• _Reading text_:

Monday, August 2, 2010

I've got Seoul but I'm not a soldier

So I am back from Korea. It was so amazing to go see Gods work in other parts of the world. I really believe that is where he wants me. I felt so at home the whole time I was there. I can't wait to go back.
We taught an English/Bible camp while we were there. The kids to my surprise were really good at English.
There was so much going on and God blessed us many times on this trip. I thank everyone for their prayers and support.

God Bless
Christie Minner

크리스티

Monday, July 12, 2010

Mission Korea!

Well it has come down to it. I leave at 8:30 am from Little Rock to Dallas, then a layover in Dallas till 12:00 for Korea! We will arrive in Seoul Korea Friday July 16th at 4:00 pm their time. I'm really excited about what God has in store for us there. This is going to be short and I plan on keeping this updated while gone. Please pray for our group as we go and spread Gods word. Love you all!

God Bless,
Christie

Friday, May 14, 2010

Wow it's already summer!

(Source data)
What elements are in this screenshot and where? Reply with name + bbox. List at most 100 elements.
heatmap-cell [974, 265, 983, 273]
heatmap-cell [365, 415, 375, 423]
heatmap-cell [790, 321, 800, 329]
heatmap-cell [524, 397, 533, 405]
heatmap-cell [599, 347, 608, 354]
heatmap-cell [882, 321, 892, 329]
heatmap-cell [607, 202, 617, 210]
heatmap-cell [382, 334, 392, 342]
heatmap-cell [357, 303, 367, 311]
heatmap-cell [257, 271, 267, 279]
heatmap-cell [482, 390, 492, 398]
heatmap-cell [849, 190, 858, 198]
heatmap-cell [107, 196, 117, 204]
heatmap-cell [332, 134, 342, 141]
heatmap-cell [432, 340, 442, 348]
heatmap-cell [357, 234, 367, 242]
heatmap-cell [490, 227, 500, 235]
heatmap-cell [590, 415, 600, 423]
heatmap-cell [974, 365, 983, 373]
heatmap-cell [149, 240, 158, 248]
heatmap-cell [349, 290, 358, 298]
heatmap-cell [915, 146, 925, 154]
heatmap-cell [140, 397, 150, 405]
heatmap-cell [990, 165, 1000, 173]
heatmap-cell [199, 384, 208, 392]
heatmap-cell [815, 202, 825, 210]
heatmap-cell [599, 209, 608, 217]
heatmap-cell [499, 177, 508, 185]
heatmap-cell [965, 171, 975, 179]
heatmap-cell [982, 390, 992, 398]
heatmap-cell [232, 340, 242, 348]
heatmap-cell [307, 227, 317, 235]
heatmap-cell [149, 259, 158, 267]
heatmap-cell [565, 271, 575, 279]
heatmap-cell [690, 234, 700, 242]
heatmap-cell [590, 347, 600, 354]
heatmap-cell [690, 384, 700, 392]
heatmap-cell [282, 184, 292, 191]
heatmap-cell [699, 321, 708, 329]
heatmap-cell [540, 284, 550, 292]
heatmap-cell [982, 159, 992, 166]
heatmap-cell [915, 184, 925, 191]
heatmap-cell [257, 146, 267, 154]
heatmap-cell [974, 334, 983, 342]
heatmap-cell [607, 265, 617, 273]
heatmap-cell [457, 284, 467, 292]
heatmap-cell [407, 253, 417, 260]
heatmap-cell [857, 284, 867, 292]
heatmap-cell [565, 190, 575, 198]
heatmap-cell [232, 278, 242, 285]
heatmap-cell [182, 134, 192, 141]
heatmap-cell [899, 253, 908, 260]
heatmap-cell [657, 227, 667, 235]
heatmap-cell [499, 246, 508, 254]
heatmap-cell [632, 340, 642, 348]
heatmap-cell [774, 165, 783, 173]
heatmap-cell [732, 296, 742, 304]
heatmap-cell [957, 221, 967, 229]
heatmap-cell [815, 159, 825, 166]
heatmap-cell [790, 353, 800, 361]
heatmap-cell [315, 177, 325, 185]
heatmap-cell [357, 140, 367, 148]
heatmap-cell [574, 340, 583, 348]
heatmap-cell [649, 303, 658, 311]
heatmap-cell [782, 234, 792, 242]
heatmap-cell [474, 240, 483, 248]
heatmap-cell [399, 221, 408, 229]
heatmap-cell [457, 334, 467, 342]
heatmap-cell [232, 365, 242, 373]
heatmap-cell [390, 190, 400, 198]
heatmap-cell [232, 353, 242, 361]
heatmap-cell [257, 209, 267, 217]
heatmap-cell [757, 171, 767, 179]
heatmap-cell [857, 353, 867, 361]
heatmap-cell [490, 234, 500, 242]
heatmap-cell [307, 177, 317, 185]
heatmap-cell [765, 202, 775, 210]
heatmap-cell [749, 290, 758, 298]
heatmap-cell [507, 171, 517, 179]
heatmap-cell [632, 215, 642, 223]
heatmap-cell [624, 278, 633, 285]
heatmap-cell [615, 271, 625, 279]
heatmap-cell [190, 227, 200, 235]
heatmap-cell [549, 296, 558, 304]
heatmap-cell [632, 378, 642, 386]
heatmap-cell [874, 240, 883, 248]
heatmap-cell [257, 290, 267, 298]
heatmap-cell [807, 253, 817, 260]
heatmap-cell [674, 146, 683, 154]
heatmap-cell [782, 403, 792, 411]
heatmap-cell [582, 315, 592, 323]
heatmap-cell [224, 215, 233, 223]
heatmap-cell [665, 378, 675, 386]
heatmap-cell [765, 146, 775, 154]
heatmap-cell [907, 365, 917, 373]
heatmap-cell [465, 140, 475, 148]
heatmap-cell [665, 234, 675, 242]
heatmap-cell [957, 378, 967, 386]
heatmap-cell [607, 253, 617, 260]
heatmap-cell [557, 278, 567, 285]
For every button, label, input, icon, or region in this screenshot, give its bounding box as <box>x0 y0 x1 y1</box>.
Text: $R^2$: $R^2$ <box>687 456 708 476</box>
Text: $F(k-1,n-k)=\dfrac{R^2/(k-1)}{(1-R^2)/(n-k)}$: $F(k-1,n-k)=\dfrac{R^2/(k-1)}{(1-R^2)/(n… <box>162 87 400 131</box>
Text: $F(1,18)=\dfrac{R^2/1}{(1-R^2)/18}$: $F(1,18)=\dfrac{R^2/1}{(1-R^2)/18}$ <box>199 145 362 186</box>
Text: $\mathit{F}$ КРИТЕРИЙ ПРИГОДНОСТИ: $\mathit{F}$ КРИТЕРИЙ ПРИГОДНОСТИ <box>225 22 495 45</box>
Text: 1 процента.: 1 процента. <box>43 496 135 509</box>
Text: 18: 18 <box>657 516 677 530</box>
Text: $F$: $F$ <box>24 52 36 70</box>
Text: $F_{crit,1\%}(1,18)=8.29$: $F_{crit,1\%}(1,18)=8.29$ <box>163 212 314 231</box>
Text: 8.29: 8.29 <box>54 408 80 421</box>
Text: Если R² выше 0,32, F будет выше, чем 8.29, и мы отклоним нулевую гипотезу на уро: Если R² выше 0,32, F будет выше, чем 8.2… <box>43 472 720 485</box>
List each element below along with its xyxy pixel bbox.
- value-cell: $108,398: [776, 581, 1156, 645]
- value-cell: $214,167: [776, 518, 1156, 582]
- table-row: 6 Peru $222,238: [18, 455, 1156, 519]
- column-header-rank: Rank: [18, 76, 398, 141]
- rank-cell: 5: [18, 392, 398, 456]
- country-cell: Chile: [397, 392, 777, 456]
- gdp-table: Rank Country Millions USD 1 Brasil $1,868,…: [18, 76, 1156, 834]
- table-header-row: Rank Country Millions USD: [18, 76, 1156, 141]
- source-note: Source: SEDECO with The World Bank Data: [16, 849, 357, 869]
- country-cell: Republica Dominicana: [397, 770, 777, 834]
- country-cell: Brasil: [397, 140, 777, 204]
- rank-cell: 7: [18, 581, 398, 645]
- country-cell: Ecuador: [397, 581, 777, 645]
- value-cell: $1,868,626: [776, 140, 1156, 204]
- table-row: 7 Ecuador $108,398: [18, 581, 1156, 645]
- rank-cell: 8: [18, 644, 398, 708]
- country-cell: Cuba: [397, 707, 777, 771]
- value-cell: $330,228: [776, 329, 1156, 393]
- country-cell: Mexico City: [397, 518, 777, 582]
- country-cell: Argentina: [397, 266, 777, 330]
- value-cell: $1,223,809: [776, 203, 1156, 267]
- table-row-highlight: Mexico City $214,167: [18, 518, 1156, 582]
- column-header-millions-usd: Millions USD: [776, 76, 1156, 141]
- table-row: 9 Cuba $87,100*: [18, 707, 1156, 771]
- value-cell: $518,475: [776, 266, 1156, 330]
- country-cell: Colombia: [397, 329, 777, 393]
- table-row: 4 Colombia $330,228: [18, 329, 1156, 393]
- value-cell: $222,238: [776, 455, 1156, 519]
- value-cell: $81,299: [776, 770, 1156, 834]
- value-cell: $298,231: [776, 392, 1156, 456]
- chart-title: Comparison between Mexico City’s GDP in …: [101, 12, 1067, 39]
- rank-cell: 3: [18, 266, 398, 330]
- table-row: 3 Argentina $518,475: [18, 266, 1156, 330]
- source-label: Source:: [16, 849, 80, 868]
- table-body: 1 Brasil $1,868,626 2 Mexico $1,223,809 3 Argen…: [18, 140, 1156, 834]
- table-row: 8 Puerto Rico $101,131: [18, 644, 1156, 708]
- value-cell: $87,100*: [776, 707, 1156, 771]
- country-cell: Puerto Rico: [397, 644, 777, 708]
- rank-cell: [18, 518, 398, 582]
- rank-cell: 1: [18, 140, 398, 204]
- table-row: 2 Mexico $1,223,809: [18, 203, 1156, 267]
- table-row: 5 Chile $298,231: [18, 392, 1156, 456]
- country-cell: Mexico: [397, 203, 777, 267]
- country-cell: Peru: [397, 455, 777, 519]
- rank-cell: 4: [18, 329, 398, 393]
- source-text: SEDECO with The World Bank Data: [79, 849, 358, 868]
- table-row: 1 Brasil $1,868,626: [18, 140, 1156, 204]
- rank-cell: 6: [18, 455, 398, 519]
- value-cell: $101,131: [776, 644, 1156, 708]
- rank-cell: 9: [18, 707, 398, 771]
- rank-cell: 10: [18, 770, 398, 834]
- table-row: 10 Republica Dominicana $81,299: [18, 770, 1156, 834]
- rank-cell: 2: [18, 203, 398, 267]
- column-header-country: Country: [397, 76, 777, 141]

• _Aim_:
Answer these questions from the blog posts:
1. What kind of camp did the group teach in Korea?
2. At what time does the flight leave Little Rock?
3. On what day and at what local time was the group due to arrive in Seoul?

• _Response_:
1. An English/Bible camp.
2. 8:30 am.
3. Friday, July 16th, at 4:00 pm.